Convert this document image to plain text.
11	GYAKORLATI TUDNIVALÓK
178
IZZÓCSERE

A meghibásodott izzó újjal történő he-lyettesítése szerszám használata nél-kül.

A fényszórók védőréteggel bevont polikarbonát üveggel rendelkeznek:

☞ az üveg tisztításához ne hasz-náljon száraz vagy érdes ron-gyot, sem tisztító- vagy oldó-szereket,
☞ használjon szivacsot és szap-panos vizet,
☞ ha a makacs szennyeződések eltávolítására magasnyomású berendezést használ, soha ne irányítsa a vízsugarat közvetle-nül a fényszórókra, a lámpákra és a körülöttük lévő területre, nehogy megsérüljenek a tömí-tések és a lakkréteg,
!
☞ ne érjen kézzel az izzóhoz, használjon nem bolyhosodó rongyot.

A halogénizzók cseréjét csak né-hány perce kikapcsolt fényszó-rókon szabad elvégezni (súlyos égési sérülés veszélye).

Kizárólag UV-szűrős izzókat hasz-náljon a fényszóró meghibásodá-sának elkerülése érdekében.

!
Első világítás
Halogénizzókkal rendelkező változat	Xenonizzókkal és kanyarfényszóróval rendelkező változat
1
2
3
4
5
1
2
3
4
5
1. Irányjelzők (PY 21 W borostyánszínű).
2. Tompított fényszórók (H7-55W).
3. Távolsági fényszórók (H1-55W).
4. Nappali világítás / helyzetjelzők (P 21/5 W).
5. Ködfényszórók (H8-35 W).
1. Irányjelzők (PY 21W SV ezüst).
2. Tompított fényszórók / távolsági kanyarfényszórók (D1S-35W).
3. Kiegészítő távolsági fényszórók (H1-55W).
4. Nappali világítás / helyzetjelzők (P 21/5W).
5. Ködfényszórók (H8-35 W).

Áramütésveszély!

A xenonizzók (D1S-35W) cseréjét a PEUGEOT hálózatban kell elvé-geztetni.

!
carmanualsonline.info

Direction: Gather and return every line that holds the string "helyzetjelzők".

Answer to this task:
4. Nappali világítás / helyzetjelzők (P 21/5 W).
4. Nappali világítás / helyzetjelzők (P 21/5W).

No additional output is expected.